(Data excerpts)
▬▬▬
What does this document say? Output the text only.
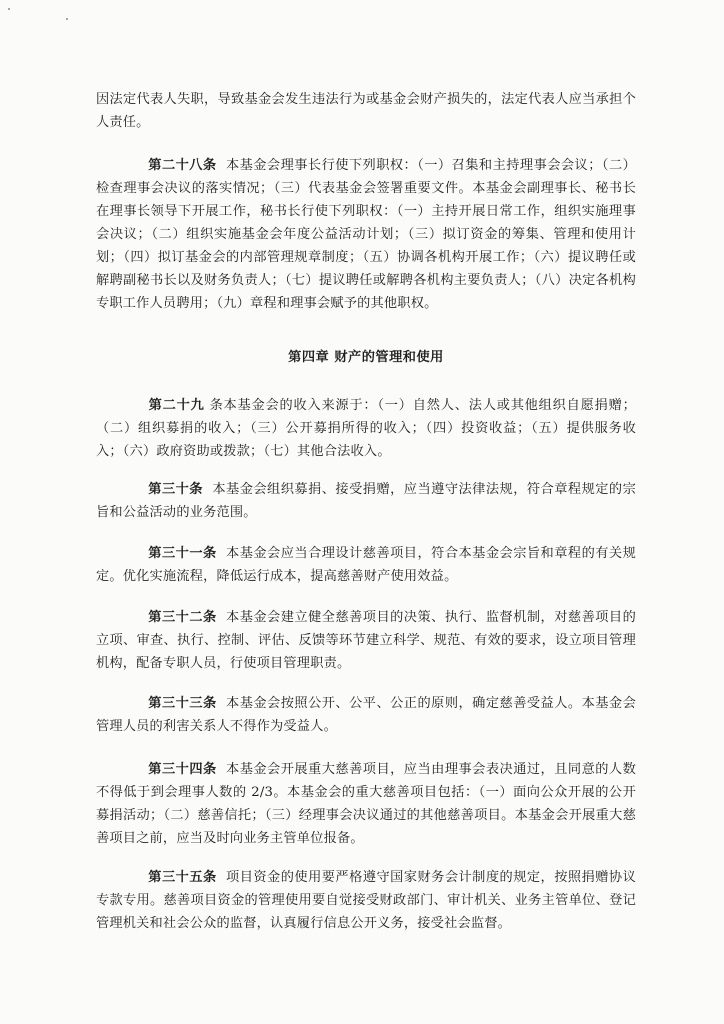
因法定代表人失职，导致基金会发生违法行为或基金会财产损失的，法定代表人应当承担个人责任。

第二十八条 本基金会理事长行使下列职权：（一）召集和主持理事会会议；（二）检查理事会决议的落实情况；（三）代表基金会签署重要文件。本基金会副理事长、秘书长在理事长领导下开展工作，秘书长行使下列职权：（一）主持开展日常工作，组织实施理事会决议；（二）组织实施基金会年度公益活动计划；（三）拟订资金的筹集、管理和使用计划；（四）拟订基金会的内部管理规章制度；（五）协调各机构开展工作；（六）提议聘任或解聘副秘书长以及财务负责人；（七）提议聘任或解聘各机构主要负责人；（八）决定各机构专职工作人员聘用；（九）章程和理事会赋予的其他职权。

第四章 财产的管理和使用

第二十九 条本基金会的收入来源于：（一）自然人、法人或其他组织自愿捐赠；（二）组织募捐的收入；（三）公开募捐所得的收入；（四）投资收益；（五）提供服务收入；（六）政府资助或拨款；（七）其他合法收入。

第三十条 本基金会组织募捐、接受捐赠，应当遵守法律法规，符合章程规定的宗旨和公益活动的业务范围。

第三十一条 本基金会应当合理设计慈善项目，符合本基金会宗旨和章程的有关规定。优化实施流程，降低运行成本，提高慈善财产使用效益。

第三十二条 本基金会建立健全慈善项目的决策、执行、监督机制，对慈善项目的立项、审查、执行、控制、评估、反馈等环节建立科学、规范、有效的要求，设立项目管理机构，配备专职人员，行使项目管理职责。

第三十三条 本基金会按照公开、公平、公正的原则，确定慈善受益人。本基金会管理人员的利害关系人不得作为受益人。

第三十四条 本基金会开展重大慈善项目，应当由理事会表决通过，且同意的人数不得低于到会理事人数的 2/3。本基金会的重大慈善项目包括：（一）面向公众开展的公开募捐活动；（二）慈善信托；（三）经理事会决议通过的其他慈善项目。本基金会开展重大慈善项目之前，应当及时向业务主管单位报备。

第三十五条 项目资金的使用要严格遵守国家财务会计制度的规定，按照捐赠协议专款专用。慈善项目资金的管理使用要自觉接受财政部门、审计机关、业务主管单位、登记管理机关和社会公众的监督，认真履行信息公开义务，接受社会监督。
▬▬▬
Instructions for the task. Quote everything in the listing above exactly; pictures are the only thing to omit.

Answer below.
What does this document say? Output the text only.
因法定代表人失职，导致基金会发生违法行为或基金会财产损失的，法定代表人应当承担个人责任。

第二十八条 本基金会理事长行使下列职权：（一）召集和主持理事会会议；（二）检查理事会决议的落实情况；（三）代表基金会签署重要文件。本基金会副理事长、秘书长在理事长领导下开展工作，秘书长行使下列职权：（一）主持开展日常工作，组织实施理事会决议；（二）组织实施基金会年度公益活动计划；（三）拟订资金的筹集、管理和使用计划；（四）拟订基金会的内部管理规章制度；（五）协调各机构开展工作；（六）提议聘任或解聘副秘书长以及财务负责人；（七）提议聘任或解聘各机构主要负责人；（八）决定各机构专职工作人员聘用；（九）章程和理事会赋予的其他职权。

第四章 财产的管理和使用

第二十九 条本基金会的收入来源于：（一）自然人、法人或其他组织自愿捐赠；（二）组织募捐的收入；（三）公开募捐所得的收入；（四）投资收益；（五）提供服务收入；（六）政府资助或拨款；（七）其他合法收入。

第三十条 本基金会组织募捐、接受捐赠，应当遵守法律法规，符合章程规定的宗旨和公益活动的业务范围。

第三十一条 本基金会应当合理设计慈善项目，符合本基金会宗旨和章程的有关规定。优化实施流程，降低运行成本，提高慈善财产使用效益。

第三十二条 本基金会建立健全慈善项目的决策、执行、监督机制，对慈善项目的立项、审查、执行、控制、评估、反馈等环节建立科学、规范、有效的要求，设立项目管理机构，配备专职人员，行使项目管理职责。

第三十三条 本基金会按照公开、公平、公正的原则，确定慈善受益人。本基金会管理人员的利害关系人不得作为受益人。

第三十四条 本基金会开展重大慈善项目，应当由理事会表决通过，且同意的人数不得低于到会理事人数的 2/3。本基金会的重大慈善项目包括：（一）面向公众开展的公开募捐活动；（二）慈善信托；（三）经理事会决议通过的其他慈善项目。本基金会开展重大慈善项目之前，应当及时向业务主管单位报备。

第三十五条 项目资金的使用要严格遵守国家财务会计制度的规定，按照捐赠协议专款专用。慈善项目资金的管理使用要自觉接受财政部门、审计机关、业务主管单位、登记管理机关和社会公众的监督，认真履行信息公开义务，接受社会监督。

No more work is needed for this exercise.